# Directions:
Below is a listing. Gather each line of it that contains "content".
════════
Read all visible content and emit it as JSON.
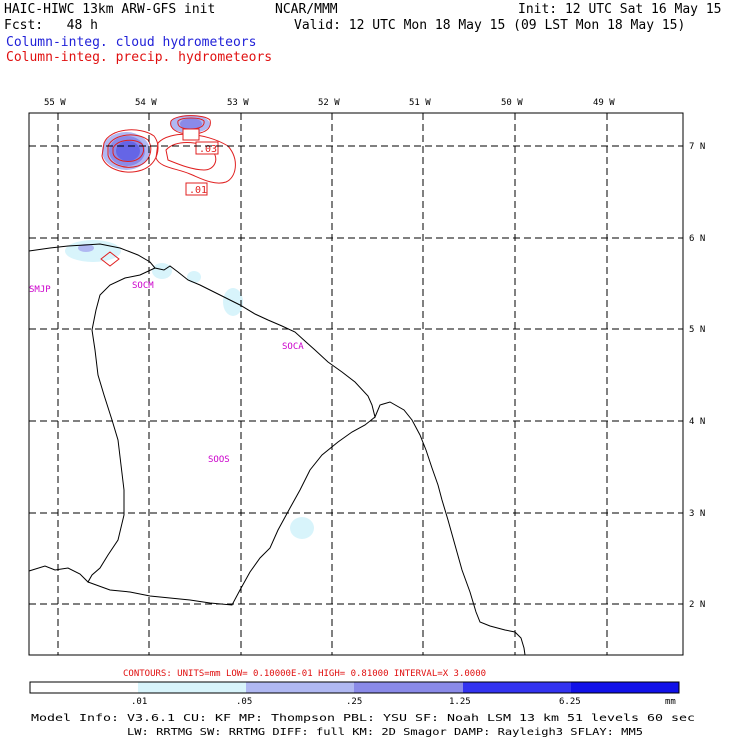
{
  "header": {
    "title": "HAIC-HIWC 13km ARW-GFS init",
    "source": "NCAR/MMM",
    "init": "Init: 12 UTC Sat 16 May 15",
    "fcst": "Fcst:   48 h",
    "valid": "Valid: 12 UTC Mon 18 May 15 (09 LST Mon 18 May 15)",
    "legend_cloud": "Column-integ. cloud hydrometeors",
    "legend_precip": "Column-integ. precip. hydrometeors"
  },
  "colors": {
    "cloud_legend": "#1f1fd8",
    "precip_legend": "#e01010",
    "station": "#cc00cc",
    "contour_line": "#e02020",
    "shade": [
      "#ffffff",
      "#d8f4fb",
      "#b0b8f2",
      "#8a8ae8",
      "#6565e6",
      "#3333f0",
      "#1111e8"
    ]
  },
  "map": {
    "lon_labels": [
      "55 W",
      "54 W",
      "53 W",
      "52 W",
      "51 W",
      "50 W",
      "49 W"
    ],
    "lat_labels": [
      "7 N",
      "6 N",
      "5 N",
      "4 N",
      "3 N",
      "2 N"
    ],
    "stations": [
      "SMJP",
      "SOCM",
      "SOCA",
      "SOOS"
    ],
    "contour_labels": [
      ".03",
      ".01"
    ]
  },
  "footer": {
    "contours_info": "CONTOURS:  UNITS=mm  LOW= 0.10000E-01  HIGH= 0.81000     INTERVAL=X  3.0000",
    "colorbar_ticks": [
      ".01",
      ".05",
      ".25",
      "1.25",
      "6.25",
      "mm"
    ],
    "model_line1": "Model Info: V3.6.1    CU: KF      MP: Thompson    PBL: YSU      SF: Noah LSM     13 km   51 levels   60 sec",
    "model_line2": "LW: RRTMG   SW: RRTMG  DIFF: full   KM: 2D Smagor DAMP: Rayleigh3  SFLAY: MM5"
  }
}
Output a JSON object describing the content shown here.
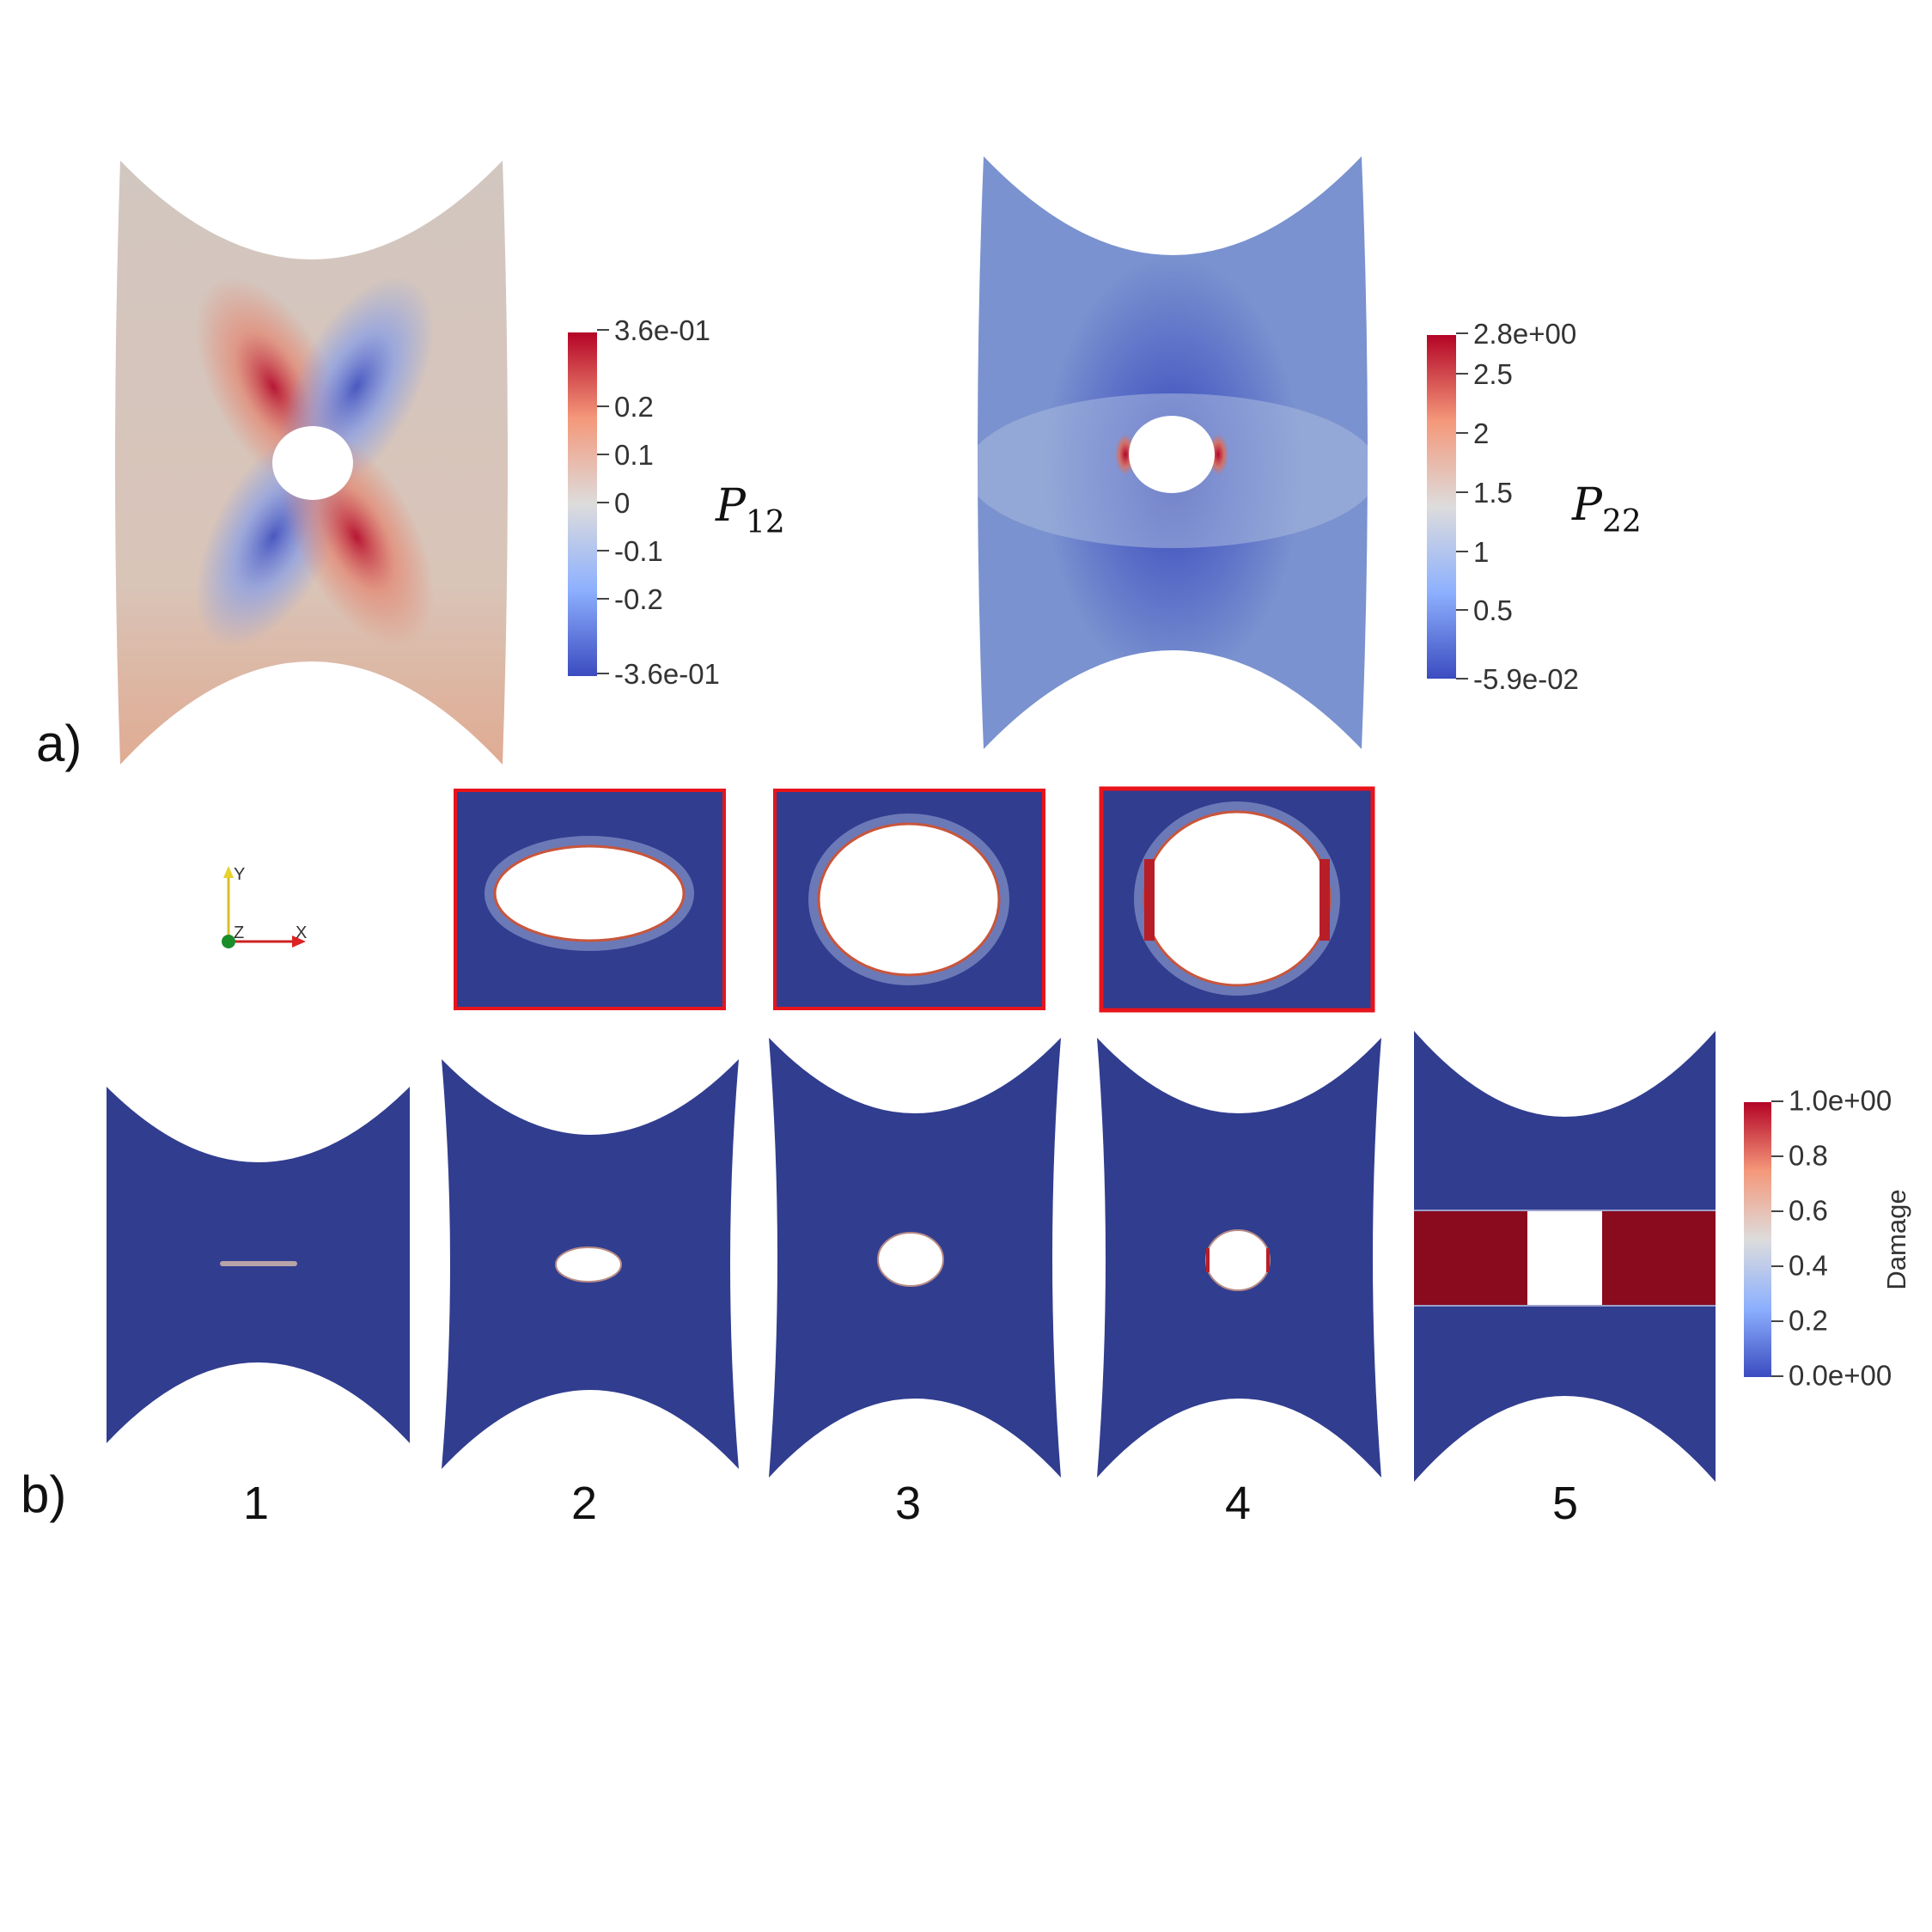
{
  "panel_a": {
    "label": "a)",
    "p12": {
      "symbol": "P",
      "subscript": "12",
      "colorbar_ticks": [
        "3.6e-01",
        "0.2",
        "0.1",
        "0",
        "-0.1",
        "-0.2",
        "-3.6e-01"
      ]
    },
    "p22": {
      "symbol": "P",
      "subscript": "22",
      "colorbar_ticks": [
        "2.8e+00",
        "2.5",
        "2",
        "1.5",
        "1",
        "0.5",
        "-5.9e-02"
      ]
    }
  },
  "panel_b": {
    "label": "b)",
    "frames": [
      "1",
      "2",
      "3",
      "4",
      "5"
    ],
    "colorbar": {
      "title": "Damage",
      "ticks": [
        "1.0e+00",
        "0.8",
        "0.6",
        "0.4",
        "0.2",
        "0.0e+00"
      ]
    },
    "axes": {
      "y": "Y",
      "z": "Z",
      "x": "X"
    }
  },
  "colors": {
    "specimen_blue": "#313d8f",
    "damage_red": "#8a0a1e",
    "zoom_frame": "#e8141b",
    "cool": "#3b4cc0",
    "neutral": "#dddcdc",
    "warm": "#b40426"
  }
}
════════
# Output for this task:
Read all visible content and emit it as JSON.
Output a JSON object describing the content shown here.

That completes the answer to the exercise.